start MATERIAL FOR THIS TASK
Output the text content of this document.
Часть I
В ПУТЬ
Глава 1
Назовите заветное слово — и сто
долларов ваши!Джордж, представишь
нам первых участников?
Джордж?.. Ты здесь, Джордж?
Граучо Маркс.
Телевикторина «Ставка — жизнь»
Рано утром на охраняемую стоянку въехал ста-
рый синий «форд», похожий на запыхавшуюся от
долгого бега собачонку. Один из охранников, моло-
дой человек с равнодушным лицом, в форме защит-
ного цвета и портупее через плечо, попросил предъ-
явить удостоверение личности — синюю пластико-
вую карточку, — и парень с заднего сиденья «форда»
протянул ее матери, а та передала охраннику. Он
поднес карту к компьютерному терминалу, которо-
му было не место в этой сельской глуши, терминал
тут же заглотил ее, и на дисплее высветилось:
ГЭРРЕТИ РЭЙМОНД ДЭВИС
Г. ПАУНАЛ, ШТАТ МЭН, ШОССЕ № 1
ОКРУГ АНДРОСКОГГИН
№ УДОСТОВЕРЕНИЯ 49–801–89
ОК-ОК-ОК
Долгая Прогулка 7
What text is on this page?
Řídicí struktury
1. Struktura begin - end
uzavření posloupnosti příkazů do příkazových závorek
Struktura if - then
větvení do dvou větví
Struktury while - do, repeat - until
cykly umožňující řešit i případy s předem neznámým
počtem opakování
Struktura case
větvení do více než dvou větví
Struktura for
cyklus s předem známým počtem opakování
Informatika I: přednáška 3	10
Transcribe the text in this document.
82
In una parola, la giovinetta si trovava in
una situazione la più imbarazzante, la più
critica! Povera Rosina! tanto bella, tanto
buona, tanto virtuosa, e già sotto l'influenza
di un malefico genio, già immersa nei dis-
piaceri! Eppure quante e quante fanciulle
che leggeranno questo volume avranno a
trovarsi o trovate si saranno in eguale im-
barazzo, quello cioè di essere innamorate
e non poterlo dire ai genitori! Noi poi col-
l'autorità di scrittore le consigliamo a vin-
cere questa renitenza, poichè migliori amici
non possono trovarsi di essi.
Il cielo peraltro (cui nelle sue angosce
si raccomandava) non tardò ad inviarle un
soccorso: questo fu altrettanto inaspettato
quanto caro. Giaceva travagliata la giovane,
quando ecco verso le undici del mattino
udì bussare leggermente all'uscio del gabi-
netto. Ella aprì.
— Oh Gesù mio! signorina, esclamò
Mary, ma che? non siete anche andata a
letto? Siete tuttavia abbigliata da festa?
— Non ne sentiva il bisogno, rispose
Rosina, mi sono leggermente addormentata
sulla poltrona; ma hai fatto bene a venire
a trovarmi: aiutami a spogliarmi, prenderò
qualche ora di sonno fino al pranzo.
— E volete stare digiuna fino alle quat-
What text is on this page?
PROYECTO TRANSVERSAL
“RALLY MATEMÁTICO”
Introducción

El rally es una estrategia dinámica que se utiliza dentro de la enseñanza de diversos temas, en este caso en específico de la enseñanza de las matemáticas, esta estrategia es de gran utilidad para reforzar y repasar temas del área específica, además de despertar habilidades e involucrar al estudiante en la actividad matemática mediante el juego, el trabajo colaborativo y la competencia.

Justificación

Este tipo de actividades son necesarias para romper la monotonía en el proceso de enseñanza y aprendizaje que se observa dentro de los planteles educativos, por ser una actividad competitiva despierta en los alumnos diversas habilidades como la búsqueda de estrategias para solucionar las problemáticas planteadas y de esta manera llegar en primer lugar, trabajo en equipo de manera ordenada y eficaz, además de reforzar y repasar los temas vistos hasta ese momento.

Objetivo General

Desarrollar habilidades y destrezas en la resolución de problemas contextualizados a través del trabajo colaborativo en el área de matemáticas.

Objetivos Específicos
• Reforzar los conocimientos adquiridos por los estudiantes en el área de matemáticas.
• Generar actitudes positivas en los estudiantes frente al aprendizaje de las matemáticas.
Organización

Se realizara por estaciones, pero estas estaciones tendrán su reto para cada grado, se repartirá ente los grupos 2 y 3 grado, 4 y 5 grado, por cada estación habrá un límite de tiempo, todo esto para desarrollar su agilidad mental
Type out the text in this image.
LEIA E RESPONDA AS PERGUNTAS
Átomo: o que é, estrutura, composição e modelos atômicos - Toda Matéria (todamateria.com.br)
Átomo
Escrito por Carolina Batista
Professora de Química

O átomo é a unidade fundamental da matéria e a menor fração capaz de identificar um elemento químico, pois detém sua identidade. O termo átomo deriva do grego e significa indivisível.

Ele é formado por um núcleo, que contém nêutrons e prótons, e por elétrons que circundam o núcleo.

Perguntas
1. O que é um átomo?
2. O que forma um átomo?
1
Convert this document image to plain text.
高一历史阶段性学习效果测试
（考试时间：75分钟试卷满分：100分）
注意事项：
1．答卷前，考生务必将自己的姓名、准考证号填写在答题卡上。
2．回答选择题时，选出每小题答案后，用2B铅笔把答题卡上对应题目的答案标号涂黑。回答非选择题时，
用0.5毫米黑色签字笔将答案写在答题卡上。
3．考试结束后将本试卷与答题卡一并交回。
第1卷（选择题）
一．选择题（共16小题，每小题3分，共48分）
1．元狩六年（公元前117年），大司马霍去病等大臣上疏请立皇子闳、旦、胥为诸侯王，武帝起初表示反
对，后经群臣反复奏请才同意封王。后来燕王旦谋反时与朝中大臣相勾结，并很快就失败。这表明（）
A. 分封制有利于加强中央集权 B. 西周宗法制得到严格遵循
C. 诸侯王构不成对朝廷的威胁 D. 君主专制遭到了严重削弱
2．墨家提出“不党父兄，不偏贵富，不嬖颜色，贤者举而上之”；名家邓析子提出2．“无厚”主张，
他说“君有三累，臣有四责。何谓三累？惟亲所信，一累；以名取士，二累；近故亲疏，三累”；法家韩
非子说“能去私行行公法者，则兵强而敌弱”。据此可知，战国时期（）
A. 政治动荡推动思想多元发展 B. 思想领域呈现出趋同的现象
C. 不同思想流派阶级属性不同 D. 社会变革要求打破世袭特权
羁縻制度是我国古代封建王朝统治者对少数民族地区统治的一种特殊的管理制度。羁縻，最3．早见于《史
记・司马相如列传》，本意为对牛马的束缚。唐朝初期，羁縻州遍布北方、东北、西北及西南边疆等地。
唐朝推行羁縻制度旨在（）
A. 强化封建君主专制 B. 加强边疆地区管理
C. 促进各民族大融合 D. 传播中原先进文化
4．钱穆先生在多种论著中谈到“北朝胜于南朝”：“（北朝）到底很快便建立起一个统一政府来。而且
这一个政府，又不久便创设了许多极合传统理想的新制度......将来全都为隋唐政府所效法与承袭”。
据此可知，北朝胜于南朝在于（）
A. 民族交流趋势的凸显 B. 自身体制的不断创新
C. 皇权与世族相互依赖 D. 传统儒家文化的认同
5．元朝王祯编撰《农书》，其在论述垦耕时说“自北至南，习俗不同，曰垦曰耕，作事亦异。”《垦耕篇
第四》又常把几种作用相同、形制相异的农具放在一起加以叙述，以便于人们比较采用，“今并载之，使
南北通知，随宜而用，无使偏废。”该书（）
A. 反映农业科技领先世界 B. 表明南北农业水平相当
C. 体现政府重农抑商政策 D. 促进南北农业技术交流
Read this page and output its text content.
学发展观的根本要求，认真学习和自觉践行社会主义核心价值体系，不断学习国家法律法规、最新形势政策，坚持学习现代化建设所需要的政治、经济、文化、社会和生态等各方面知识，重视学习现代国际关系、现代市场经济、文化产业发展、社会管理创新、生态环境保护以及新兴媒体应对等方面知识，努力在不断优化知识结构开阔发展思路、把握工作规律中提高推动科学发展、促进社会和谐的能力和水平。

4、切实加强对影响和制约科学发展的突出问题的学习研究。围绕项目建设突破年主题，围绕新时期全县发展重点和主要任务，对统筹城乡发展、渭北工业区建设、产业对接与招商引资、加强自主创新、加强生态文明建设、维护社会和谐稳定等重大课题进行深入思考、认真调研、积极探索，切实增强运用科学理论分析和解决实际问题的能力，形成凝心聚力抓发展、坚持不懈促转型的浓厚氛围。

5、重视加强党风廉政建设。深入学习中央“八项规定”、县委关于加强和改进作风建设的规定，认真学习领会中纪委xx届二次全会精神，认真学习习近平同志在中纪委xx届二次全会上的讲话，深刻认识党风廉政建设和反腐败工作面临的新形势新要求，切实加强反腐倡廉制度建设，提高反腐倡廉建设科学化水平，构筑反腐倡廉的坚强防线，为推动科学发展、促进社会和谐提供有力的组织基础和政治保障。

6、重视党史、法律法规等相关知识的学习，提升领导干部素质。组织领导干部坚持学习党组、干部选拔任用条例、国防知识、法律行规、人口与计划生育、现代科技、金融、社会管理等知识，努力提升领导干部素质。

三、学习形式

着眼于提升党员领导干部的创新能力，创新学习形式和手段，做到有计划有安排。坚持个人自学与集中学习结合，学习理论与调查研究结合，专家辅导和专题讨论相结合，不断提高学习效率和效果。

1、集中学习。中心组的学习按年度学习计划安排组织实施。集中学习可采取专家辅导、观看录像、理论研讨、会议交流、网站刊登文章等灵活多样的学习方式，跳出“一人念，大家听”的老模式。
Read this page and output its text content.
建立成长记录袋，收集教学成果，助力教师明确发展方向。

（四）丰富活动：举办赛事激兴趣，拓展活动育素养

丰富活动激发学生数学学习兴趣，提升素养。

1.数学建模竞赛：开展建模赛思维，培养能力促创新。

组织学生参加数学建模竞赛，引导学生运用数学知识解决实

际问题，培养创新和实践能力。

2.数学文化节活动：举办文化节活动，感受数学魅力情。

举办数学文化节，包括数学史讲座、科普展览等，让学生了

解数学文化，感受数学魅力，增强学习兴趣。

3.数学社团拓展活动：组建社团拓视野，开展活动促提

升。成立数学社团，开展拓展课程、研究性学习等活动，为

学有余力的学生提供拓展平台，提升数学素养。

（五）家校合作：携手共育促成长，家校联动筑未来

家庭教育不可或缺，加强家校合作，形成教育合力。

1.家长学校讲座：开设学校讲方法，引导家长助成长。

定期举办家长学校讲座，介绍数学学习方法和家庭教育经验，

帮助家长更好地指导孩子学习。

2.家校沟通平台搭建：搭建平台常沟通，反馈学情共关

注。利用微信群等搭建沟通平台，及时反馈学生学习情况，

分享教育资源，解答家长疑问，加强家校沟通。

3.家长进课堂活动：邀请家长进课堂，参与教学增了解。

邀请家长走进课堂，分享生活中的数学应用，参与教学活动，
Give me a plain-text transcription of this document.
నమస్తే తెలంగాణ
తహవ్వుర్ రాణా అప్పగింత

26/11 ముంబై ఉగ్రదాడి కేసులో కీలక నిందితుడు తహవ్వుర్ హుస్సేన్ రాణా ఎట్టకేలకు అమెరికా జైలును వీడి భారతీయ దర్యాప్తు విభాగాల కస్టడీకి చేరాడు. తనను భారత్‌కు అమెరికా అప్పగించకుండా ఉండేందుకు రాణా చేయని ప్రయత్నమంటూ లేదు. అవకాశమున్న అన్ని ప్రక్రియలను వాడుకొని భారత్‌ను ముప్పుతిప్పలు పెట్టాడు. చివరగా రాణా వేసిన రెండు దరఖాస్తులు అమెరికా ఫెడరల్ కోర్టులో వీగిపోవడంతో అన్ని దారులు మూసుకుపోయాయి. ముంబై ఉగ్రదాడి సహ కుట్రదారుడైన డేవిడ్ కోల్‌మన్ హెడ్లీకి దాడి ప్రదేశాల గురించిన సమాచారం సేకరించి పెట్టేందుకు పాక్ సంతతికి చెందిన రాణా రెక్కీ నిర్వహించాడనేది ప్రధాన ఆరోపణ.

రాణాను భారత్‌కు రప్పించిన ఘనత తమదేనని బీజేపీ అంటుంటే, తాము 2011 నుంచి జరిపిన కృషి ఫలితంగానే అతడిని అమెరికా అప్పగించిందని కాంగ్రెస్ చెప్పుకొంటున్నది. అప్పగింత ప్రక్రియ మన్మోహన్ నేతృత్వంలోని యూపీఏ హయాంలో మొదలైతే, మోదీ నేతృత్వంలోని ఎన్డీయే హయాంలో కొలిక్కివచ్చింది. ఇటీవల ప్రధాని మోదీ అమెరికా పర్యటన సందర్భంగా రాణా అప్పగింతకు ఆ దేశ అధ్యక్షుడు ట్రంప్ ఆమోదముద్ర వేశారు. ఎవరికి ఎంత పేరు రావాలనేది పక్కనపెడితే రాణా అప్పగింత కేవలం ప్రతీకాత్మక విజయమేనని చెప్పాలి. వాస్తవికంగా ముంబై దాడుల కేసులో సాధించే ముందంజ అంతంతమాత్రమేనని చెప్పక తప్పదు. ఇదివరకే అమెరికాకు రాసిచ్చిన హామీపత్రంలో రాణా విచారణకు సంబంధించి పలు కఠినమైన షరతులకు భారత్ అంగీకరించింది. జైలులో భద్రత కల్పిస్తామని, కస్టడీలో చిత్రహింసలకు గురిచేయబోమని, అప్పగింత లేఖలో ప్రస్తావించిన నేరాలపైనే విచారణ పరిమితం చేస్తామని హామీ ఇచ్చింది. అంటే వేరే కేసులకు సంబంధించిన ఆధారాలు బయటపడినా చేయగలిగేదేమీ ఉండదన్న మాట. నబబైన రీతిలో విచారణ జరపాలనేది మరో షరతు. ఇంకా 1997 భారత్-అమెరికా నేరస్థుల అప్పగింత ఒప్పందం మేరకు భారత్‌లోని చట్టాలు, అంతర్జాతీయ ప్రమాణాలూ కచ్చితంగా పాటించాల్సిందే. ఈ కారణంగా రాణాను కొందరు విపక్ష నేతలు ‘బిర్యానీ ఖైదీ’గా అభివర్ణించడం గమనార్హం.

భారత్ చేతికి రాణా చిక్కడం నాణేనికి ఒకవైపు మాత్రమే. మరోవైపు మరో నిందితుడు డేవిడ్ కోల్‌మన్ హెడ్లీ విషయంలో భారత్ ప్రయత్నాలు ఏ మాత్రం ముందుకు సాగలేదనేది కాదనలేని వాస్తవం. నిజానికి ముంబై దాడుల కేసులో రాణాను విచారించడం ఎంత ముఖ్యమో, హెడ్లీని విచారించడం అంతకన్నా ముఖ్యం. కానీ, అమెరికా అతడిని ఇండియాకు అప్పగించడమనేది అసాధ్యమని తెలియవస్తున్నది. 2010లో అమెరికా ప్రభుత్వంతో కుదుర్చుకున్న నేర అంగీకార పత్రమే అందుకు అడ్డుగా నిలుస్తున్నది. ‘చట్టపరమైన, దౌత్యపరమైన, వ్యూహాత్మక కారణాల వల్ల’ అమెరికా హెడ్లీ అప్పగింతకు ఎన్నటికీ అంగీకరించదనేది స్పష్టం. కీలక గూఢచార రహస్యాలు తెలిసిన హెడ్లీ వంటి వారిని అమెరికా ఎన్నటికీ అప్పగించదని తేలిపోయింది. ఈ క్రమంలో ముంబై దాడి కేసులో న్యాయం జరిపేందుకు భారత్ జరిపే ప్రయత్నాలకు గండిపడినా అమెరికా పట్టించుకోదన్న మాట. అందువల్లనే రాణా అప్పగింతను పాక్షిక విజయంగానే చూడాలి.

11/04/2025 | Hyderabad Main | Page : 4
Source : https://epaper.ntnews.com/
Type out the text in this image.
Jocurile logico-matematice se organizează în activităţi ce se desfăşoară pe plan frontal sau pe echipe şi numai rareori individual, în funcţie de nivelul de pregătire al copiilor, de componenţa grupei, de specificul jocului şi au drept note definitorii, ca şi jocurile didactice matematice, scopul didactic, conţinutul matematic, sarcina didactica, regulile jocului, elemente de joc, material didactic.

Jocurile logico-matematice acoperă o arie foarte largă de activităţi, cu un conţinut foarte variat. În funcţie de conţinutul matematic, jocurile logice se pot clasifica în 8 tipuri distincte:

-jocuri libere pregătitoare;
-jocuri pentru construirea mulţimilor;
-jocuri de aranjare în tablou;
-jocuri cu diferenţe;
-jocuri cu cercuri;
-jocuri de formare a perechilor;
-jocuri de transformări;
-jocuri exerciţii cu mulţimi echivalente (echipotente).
end MATERIAL FOR THIS TASK
From the entries, report each line that includes the word "estudiantes".

• Reforzar los conocimientos adquiridos por los estudiantes en el área de matemáticas.
• Generar actitudes positivas en los estudiantes frente al aprendizaje de las matemáticas.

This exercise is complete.